TASK DETAILS
The listing below should be printed exactly, every line of it. Skip the pictures.

## START RAW DATA

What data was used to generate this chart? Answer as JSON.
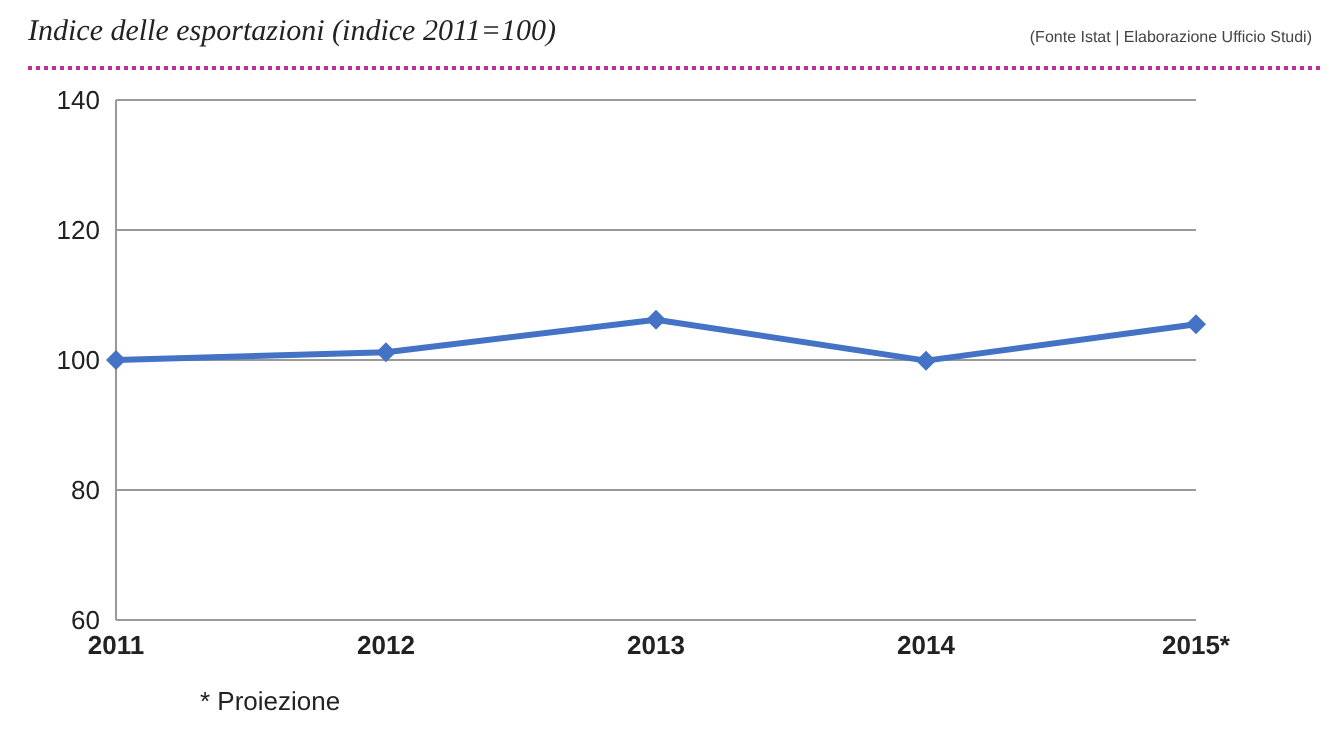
{
  "chart_data": {
    "type": "line",
    "title": "Indice delle esportazioni (indice 2011=100)",
    "categories": [
      "2011",
      "2012",
      "2013",
      "2014",
      "2015*"
    ],
    "series": [
      {
        "color": "#4472c4",
        "values": [
          100,
          101.2,
          106.2,
          99.9,
          105.5
        ]
      }
    ],
    "ylim": [
      60,
      140
    ],
    "yticks": [
      60,
      80,
      100,
      120,
      140
    ],
    "grid": "y",
    "marker": "diamond",
    "legend": false,
    "annotations": [
      "(Fonte Istat | Elaborazione Ufficio Studi)",
      "* Proiezione"
    ]
  }
}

## END RAW DATA

EXERCISE OUTPUT
What data was used to generate this chart? Answer as JSON.
{
  "chart_data": {
    "type": "line",
    "title": "Indice delle esportazioni (indice 2011=100)",
    "categories": [
      "2011",
      "2012",
      "2013",
      "2014",
      "2015*"
    ],
    "series": [
      {
        "color": "#4472c4",
        "values": [
          100,
          101.2,
          106.2,
          99.9,
          105.5
        ]
      }
    ],
    "ylim": [
      60,
      140
    ],
    "yticks": [
      60,
      80,
      100,
      120,
      140
    ],
    "grid": "y",
    "marker": "diamond",
    "legend": false,
    "annotations": [
      "(Fonte Istat | Elaborazione Ufficio Studi)",
      "* Proiezione"
    ]
  }
}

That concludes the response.